**Consigna**
Continúa el texto sobre la evaluación de la inteligencia artificial a partir de su última oración.

**Texto seleccionado**
* * * * * * * * *

Segundo, la coherencia cognitiva: los sistemas muestran picos desparejos entre dominios y transferencias limitadas, lejos del “factor g” humano; por eso cobran valor las métricas de consistencia interdominio.
Tercero, la agencia encarnada: falta actuar en entornos con objetivos, retroalimentación y consecuencias, condición crucial para comprender causalidad. La ola de benchmarks cambia entonces el centro de gravedad: de pruebas cerradas como MMLU o GSM8K a evaluaciones multimodales y contextuales (por ejemplo, MMMU o V-Bench) y a escenarios interactivos donde el agente debe planificar, aprender y sostener desempeño.
En paralelo, los “modelos del mundo” devuelven a la IA un laboratorio cognitivo: sistemas como Genie 3 generan entornos 3D con reglas estables para que los agentes exploren, predigan y ajusten su conducta, acercando percepción y acción en ciclos de aprendizaje predictivo.
El gran desafío sigue siendo la transferencia sim2real: llevar estrategias gestadas en simulación a la fricción del mundo físico con adaptación continua.

La elección del adulto educado tiene un propósito metodológico: representa un punto de referencia estable, sin exigir genialidad ni condiciones excepcionales. Así, no se busca que la máquina reproduzca la conciencia humana, sino que iguale su versatilidad cognitiva, entendida como la capacidad de responder adecuadamente a una amplia gama de tareas distintas. En términos prácticos, el modelo se evalúa como si fuera una persona que enfrenta un examen de múltiples áreas del conocimiento, desde matemáticas básicas hasta comprensión lingüística y razonamiento visual.

* * * * * * * * *

**Datos registrados**
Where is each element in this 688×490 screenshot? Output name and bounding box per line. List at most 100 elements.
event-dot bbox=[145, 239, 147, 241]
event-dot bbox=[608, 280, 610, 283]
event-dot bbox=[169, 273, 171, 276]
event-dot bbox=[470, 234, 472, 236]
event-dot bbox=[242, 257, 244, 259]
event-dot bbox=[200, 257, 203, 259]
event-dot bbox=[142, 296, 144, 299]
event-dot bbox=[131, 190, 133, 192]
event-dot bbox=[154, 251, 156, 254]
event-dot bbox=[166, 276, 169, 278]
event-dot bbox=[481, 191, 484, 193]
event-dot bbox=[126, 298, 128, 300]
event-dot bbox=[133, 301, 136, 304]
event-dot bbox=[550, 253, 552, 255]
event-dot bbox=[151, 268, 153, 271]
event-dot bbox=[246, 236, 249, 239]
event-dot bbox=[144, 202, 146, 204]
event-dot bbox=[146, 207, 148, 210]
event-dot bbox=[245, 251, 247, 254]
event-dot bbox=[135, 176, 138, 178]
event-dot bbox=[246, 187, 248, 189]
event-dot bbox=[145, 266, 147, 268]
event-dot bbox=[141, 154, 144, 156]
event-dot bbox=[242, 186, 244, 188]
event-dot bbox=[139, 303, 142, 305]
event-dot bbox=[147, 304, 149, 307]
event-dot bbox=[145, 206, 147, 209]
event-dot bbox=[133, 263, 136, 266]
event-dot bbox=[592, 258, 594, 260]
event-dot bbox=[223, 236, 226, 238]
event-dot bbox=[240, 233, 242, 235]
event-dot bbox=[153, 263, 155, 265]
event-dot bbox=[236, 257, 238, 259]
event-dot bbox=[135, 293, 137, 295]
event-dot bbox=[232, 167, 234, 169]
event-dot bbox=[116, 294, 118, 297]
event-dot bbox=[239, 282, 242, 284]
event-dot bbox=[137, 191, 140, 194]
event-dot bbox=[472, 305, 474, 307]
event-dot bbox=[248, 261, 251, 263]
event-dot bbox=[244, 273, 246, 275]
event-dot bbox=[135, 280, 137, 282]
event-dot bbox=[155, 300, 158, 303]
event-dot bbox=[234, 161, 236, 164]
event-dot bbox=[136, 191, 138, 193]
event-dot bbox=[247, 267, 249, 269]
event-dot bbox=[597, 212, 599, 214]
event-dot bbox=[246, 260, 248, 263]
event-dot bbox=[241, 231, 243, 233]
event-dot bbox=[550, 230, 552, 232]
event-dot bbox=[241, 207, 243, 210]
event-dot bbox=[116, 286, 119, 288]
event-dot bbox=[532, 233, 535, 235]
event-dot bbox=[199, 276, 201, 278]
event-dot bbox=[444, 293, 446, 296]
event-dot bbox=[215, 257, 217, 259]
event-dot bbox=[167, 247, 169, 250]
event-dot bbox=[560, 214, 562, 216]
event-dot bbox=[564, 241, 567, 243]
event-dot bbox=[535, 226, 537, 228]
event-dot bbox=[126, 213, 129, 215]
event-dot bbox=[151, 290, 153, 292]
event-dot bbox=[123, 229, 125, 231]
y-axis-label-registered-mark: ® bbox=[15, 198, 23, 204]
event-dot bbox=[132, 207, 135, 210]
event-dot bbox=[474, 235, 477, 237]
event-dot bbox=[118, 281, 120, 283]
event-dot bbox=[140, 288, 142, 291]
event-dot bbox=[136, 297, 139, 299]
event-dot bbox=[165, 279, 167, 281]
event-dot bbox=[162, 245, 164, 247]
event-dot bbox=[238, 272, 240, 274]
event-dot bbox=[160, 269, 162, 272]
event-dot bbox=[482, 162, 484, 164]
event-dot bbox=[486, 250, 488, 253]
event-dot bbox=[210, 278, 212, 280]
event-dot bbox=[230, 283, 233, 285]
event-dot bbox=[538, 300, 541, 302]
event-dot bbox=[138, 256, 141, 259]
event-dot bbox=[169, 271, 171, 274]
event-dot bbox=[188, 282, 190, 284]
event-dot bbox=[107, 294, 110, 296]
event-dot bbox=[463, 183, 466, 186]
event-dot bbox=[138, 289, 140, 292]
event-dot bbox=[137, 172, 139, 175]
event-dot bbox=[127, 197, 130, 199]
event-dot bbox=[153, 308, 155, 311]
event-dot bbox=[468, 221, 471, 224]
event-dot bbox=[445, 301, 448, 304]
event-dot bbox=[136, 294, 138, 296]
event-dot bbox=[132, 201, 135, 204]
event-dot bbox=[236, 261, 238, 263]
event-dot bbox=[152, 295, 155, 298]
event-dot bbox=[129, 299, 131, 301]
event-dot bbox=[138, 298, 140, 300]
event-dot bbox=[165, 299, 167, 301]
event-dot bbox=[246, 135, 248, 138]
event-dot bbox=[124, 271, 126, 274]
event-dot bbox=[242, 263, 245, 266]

* * * * * * * * *

**Respuesta**
Poder, ética y el mapa que viene
La AGI reordena la geopolítica tecnológica. Estados Unidos combina liderazgo privado con apoyo estatal y control de semiconductores avanzados; China impulsa autonomía con planificación central, datos domésticos y clusters de cómputo; Europa apuesta por regulación con el AI Act, posicionando estándares de seguridad y transparencia.
Tres insumos se vuelven estratégicos: datos, cómputo e infraestructura energética, con centros de datos y suministro eléctrico como nuevas palancas de poder. Este viraje impulsa una gobernanza más rigurosa: auditorías algorítmicas, evaluación de riesgos dinámicos y plataformas de cumplimiento que documentan decisiones y cambios de modelo.
A la par emergen dilemas morales: responsabilidad trazable frente a acciones de agentes autónomos, límites al sesgo cultural y al poder algorítmico que podría homogeneizar visiones del mundo si el entrenamiento permanece concentrado.
Surgen ideas como ciudadanía algorítmica y derechos digitales ampliados para proteger a las personas y acotar la autonomía operativa de sistemas avanzados. En la industria, la comunicación sobre “modelos de frontera” influye en inversión y regulación, por lo que la evidencia auditable se vuelve requisito de credibilidad.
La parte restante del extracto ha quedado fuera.